## Instructions to follow
Return every line of the items below that holds the string "number". Case counts.

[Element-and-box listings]
####

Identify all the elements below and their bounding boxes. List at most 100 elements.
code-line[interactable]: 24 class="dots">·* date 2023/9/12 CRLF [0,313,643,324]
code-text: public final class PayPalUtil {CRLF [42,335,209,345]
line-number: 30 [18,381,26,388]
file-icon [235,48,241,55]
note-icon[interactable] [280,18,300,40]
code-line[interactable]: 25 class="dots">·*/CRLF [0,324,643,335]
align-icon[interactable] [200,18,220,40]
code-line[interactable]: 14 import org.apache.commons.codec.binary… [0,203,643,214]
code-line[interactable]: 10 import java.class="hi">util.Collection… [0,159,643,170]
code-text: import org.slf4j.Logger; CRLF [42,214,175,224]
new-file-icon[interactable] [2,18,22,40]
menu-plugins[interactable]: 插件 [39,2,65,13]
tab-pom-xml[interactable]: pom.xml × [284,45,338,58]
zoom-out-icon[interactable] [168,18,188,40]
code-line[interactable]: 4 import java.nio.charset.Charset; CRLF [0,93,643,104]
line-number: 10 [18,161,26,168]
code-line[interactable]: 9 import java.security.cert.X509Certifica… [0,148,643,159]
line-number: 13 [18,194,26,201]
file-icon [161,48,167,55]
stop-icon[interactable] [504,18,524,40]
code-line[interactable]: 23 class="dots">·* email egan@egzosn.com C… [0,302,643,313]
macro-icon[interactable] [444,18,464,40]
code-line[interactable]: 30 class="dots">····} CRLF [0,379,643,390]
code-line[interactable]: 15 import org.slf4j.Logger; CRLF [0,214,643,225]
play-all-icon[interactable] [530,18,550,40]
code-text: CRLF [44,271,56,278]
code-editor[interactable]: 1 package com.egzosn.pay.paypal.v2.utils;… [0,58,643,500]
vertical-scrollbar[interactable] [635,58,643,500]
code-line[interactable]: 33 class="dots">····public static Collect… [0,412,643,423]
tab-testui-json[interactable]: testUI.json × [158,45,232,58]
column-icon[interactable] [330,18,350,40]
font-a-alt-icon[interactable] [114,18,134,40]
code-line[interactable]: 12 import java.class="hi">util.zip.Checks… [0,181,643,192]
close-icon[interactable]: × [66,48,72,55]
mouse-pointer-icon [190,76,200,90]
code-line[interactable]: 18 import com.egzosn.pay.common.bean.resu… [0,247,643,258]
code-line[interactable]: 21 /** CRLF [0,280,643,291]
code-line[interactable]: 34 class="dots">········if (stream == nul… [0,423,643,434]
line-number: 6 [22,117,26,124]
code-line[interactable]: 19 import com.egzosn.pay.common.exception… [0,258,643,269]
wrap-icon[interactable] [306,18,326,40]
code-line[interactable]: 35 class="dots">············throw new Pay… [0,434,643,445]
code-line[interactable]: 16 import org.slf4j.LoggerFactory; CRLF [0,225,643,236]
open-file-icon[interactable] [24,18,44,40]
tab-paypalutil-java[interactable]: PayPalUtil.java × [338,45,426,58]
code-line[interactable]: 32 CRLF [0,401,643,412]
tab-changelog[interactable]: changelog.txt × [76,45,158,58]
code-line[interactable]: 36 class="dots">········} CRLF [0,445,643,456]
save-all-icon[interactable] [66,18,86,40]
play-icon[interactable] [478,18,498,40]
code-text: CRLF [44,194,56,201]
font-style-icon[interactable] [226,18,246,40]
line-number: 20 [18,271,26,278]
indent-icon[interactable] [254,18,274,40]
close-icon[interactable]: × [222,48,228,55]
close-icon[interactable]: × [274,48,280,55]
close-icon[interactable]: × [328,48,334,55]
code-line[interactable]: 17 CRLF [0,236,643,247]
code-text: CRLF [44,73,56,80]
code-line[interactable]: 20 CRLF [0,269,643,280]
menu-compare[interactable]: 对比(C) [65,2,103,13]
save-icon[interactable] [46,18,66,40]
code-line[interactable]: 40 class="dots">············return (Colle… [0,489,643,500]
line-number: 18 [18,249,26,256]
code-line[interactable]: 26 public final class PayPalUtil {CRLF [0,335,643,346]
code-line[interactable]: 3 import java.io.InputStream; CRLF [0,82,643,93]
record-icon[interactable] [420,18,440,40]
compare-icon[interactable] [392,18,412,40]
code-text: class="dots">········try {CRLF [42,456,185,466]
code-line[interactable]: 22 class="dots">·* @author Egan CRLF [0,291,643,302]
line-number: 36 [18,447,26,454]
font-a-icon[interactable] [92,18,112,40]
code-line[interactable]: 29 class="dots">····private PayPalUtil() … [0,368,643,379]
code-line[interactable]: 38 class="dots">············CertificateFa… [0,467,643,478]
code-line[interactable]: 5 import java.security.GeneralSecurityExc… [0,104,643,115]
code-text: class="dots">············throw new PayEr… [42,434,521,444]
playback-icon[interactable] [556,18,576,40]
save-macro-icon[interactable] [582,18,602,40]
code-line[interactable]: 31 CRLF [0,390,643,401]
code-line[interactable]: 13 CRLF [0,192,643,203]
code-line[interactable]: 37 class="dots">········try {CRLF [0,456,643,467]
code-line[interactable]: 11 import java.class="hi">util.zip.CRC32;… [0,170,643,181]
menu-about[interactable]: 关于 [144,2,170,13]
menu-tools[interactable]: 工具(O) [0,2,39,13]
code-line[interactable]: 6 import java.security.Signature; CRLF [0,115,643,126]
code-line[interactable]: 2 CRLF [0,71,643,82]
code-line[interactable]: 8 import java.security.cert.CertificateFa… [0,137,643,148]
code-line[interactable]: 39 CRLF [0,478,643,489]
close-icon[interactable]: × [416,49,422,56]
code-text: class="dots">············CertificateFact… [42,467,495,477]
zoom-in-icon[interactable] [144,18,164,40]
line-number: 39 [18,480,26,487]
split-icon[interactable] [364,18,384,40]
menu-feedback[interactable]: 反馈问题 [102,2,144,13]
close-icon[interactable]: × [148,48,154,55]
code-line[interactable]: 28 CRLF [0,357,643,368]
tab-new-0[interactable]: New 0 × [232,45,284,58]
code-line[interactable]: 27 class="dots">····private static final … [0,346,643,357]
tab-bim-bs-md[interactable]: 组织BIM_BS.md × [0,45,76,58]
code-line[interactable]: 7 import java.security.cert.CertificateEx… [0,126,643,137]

####

## Reply to the task
line-number: 30 [18,381,26,388]
line-number: 10 [18,161,26,168]
line-number: 13 [18,194,26,201]
line-number: 6 [22,117,26,124]
line-number: 20 [18,271,26,278]
line-number: 18 [18,249,26,256]
line-number: 36 [18,447,26,454]
line-number: 39 [18,480,26,487]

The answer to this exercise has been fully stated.